**PROBLEM DESCRIPTION**
Could you change every "cell-body" in the listing below to "soma", keep all else as it is, and return the lines without the pictures?

---- DATA SECTION

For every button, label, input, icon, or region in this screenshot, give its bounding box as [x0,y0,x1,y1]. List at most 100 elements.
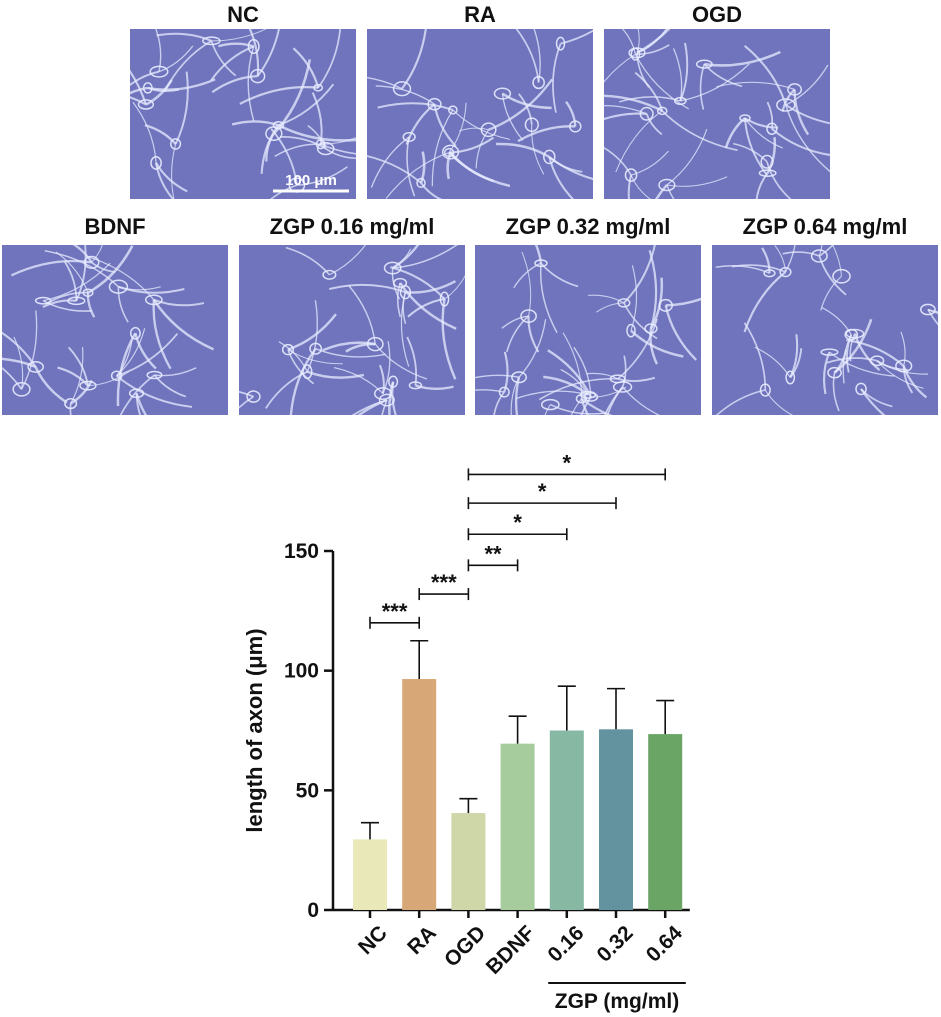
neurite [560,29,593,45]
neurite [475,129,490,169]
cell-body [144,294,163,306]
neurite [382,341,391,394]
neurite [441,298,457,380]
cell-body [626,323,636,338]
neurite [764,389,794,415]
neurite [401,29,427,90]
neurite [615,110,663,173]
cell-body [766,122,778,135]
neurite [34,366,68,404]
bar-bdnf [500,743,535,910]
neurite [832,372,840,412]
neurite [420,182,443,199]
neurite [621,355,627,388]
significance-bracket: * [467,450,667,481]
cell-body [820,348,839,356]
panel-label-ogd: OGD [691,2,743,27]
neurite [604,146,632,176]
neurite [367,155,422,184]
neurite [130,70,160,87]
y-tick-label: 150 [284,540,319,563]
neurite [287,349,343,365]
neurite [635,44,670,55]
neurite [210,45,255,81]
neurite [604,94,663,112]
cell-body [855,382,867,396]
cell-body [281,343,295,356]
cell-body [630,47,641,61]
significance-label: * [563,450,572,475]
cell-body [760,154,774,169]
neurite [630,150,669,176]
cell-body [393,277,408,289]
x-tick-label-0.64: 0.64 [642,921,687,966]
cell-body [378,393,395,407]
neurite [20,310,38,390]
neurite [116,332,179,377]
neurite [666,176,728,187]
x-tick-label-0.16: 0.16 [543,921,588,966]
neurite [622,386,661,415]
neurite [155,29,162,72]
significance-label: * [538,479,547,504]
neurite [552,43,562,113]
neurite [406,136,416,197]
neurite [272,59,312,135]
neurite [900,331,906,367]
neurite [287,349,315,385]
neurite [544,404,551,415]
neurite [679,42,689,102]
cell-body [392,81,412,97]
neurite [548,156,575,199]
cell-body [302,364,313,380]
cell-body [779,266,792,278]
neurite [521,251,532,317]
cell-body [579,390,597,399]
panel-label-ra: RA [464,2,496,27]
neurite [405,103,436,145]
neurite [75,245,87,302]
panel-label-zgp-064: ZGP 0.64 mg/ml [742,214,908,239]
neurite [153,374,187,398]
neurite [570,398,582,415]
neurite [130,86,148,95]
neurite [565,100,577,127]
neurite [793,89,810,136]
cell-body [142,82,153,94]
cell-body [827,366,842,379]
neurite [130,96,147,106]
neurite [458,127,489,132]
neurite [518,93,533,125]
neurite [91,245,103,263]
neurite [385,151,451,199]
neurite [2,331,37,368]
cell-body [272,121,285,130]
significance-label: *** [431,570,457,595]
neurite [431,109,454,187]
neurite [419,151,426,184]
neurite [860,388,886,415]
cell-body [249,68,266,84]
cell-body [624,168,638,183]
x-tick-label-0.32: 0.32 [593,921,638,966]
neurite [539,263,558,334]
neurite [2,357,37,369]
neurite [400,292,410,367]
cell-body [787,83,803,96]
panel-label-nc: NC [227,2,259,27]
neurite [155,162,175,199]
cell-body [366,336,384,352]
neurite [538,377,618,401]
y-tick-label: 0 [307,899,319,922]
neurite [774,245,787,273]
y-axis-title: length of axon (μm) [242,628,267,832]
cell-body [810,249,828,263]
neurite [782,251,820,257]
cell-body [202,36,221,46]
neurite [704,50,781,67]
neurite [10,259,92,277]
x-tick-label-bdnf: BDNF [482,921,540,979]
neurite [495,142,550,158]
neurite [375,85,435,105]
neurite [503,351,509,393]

--------

**RESPONSE TO THIS EXERCISE**
For every button, label, input, icon, or region in this screenshot, give its bounding box as [x0,y0,x1,y1]. List at most 100 elements.
neurite [560,29,593,45]
neurite [475,129,490,169]
soma [144,294,163,306]
neurite [382,341,391,394]
neurite [441,298,457,380]
soma [626,323,636,338]
neurite [764,389,794,415]
neurite [401,29,427,90]
neurite [615,110,663,173]
soma [766,122,778,135]
neurite [34,366,68,404]
bar-bdnf [500,743,535,910]
neurite [832,372,840,412]
neurite [420,182,443,199]
neurite [621,355,627,388]
significance-bracket: * [467,450,667,481]
soma [820,348,839,356]
panel-label-ogd: OGD [691,2,743,27]
neurite [604,146,632,176]
neurite [367,155,422,184]
neurite [130,70,160,87]
y-tick-label: 150 [284,540,319,563]
neurite [287,349,343,365]
neurite [635,44,670,55]
neurite [210,45,255,81]
neurite [604,94,663,112]
soma [855,382,867,396]
soma [281,343,295,356]
soma [630,47,641,61]
significance-label: * [563,450,572,475]
soma [760,154,774,169]
neurite [630,150,669,176]
soma [393,277,408,289]
x-tick-label-0.64: 0.64 [642,921,687,966]
soma [378,393,395,407]
neurite [20,310,38,390]
neurite [116,332,179,377]
neurite [666,176,728,187]
x-tick-label-0.16: 0.16 [543,921,588,966]
neurite [622,386,661,415]
neurite [155,29,162,72]
significance-label: * [538,479,547,504]
neurite [552,43,562,113]
neurite [406,136,416,197]
neurite [272,59,312,135]
neurite [900,331,906,367]
neurite [287,349,315,385]
neurite [544,404,551,415]
neurite [679,42,689,102]
soma [392,81,412,97]
neurite [548,156,575,199]
soma [302,364,313,380]
soma [779,266,792,278]
neurite [521,251,532,317]
soma [579,390,597,399]
panel-label-ra: RA [464,2,496,27]
neurite [405,103,436,145]
neurite [75,245,87,302]
panel-label-zgp-064: ZGP 0.64 mg/ml [742,214,908,239]
neurite [153,374,187,398]
neurite [570,398,582,415]
neurite [130,86,148,95]
neurite [565,100,577,127]
neurite [793,89,810,136]
soma [142,82,153,94]
soma [827,366,842,379]
neurite [130,96,147,106]
neurite [458,127,489,132]
neurite [518,93,533,125]
neurite [91,245,103,263]
neurite [385,151,451,199]
neurite [2,331,37,368]
soma [272,121,285,130]
significance-label: *** [431,570,457,595]
neurite [431,109,454,187]
neurite [419,151,426,184]
neurite [860,388,886,415]
soma [249,68,266,84]
soma [624,168,638,183]
x-tick-label-0.32: 0.32 [593,921,638,966]
neurite [539,263,558,334]
neurite [2,357,37,369]
neurite [400,292,410,367]
soma [787,83,803,96]
panel-label-nc: NC [227,2,259,27]
neurite [155,162,175,199]
soma [366,336,384,352]
neurite [538,377,618,401]
y-tick-label: 0 [307,899,319,922]
neurite [774,245,787,273]
y-axis-title: length of axon (μm) [242,628,267,832]
soma [810,249,828,263]
neurite [782,251,820,257]
soma [202,36,221,46]
neurite [704,50,781,67]
neurite [10,259,92,277]
x-tick-label-bdnf: BDNF [482,921,540,979]
neurite [495,142,550,158]
neurite [375,85,435,105]
neurite [503,351,509,393]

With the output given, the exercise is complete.